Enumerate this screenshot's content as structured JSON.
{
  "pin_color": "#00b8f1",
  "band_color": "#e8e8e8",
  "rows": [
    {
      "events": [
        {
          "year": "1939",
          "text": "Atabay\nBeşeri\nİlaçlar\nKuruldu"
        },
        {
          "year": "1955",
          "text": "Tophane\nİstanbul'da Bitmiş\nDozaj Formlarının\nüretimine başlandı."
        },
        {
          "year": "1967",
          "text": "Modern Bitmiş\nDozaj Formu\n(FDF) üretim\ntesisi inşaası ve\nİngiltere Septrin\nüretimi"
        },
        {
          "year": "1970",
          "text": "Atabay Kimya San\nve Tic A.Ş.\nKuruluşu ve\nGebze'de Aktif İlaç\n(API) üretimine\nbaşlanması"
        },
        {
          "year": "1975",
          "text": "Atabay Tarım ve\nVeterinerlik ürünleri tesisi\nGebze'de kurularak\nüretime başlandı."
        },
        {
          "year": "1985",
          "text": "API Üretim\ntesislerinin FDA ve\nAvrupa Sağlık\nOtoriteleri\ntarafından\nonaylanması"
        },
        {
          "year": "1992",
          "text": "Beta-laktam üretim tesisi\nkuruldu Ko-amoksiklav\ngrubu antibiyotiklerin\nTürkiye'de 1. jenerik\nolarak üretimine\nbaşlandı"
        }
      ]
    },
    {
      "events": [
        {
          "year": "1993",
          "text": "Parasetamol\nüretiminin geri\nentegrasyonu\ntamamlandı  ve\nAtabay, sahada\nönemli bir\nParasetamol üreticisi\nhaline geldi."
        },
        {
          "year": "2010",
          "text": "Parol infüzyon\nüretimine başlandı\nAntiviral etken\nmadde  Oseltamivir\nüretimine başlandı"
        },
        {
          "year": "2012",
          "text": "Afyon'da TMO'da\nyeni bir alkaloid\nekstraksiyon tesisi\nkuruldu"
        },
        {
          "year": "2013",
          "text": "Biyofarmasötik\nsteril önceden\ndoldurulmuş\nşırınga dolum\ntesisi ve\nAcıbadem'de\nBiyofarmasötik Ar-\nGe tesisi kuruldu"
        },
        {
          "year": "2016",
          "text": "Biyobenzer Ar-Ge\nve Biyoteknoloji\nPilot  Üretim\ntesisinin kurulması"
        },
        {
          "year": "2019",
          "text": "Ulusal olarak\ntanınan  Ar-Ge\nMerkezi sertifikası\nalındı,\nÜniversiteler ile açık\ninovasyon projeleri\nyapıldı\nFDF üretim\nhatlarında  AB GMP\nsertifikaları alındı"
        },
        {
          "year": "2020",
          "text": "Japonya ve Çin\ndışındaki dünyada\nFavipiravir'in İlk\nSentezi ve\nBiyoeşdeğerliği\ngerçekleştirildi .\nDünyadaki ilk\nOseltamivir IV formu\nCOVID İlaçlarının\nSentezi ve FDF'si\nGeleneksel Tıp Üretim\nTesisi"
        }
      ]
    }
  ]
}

**What you are asked to do**
All of the entries above must be output word for word.

**Result below**
Enumerate this screenshot's content as structured JSON.
{
  "pin_color": "#00b8f1",
  "band_color": "#e8e8e8",
  "rows": [
    {
      "events": [
        {
          "year": "1939",
          "text": "Atabay\nBeşeri\nİlaçlar\nKuruldu"
        },
        {
          "year": "1955",
          "text": "Tophane\nİstanbul'da Bitmiş\nDozaj Formlarının\nüretimine başlandı."
        },
        {
          "year": "1967",
          "text": "Modern Bitmiş\nDozaj Formu\n(FDF) üretim\ntesisi inşaası ve\nİngiltere Septrin\nüretimi"
        },
        {
          "year": "1970",
          "text": "Atabay Kimya San\nve Tic A.Ş.\nKuruluşu ve\nGebze'de Aktif İlaç\n(API) üretimine\nbaşlanması"
        },
        {
          "year": "1975",
          "text": "Atabay Tarım ve\nVeterinerlik ürünleri tesisi\nGebze'de kurularak\nüretime başlandı."
        },
        {
          "year": "1985",
          "text": "API Üretim\ntesislerinin FDA ve\nAvrupa Sağlık\nOtoriteleri\ntarafından\nonaylanması"
        },
        {
          "year": "1992",
          "text": "Beta-laktam üretim tesisi\nkuruldu Ko-amoksiklav\ngrubu antibiyotiklerin\nTürkiye'de 1. jenerik\nolarak üretimine\nbaşlandı"
        }
      ]
    },
    {
      "events": [
        {
          "year": "1993",
          "text": "Parasetamol\nüretiminin geri\nentegrasyonu\ntamamlandı  ve\nAtabay, sahada\nönemli bir\nParasetamol üreticisi\nhaline geldi."
        },
        {
          "year": "2010",
          "text": "Parol infüzyon\nüretimine başlandı\nAntiviral etken\nmadde  Oseltamivir\nüretimine başlandı"
        },
        {
          "year": "2012",
          "text": "Afyon'da TMO'da\nyeni bir alkaloid\nekstraksiyon tesisi\nkuruldu"
        },
        {
          "year": "2013",
          "text": "Biyofarmasötik\nsteril önceden\ndoldurulmuş\nşırınga dolum\ntesisi ve\nAcıbadem'de\nBiyofarmasötik Ar-\nGe tesisi kuruldu"
        },
        {
          "year": "2016",
          "text": "Biyobenzer Ar-Ge\nve Biyoteknoloji\nPilot  Üretim\ntesisinin kurulması"
        },
        {
          "year": "2019",
          "text": "Ulusal olarak\ntanınan  Ar-Ge\nMerkezi sertifikası\nalındı,\nÜniversiteler ile açık\ninovasyon projeleri\nyapıldı\nFDF üretim\nhatlarında  AB GMP\nsertifikaları alındı"
        },
        {
          "year": "2020",
          "text": "Japonya ve Çin\ndışındaki dünyada\nFavipiravir'in İlk\nSentezi ve\nBiyoeşdeğerliği\ngerçekleştirildi .\nDünyadaki ilk\nOseltamivir IV formu\nCOVID İlaçlarının\nSentezi ve FDF'si\nGeleneksel Tıp Üretim\nTesisi"
        }
      ]
    }
  ]
}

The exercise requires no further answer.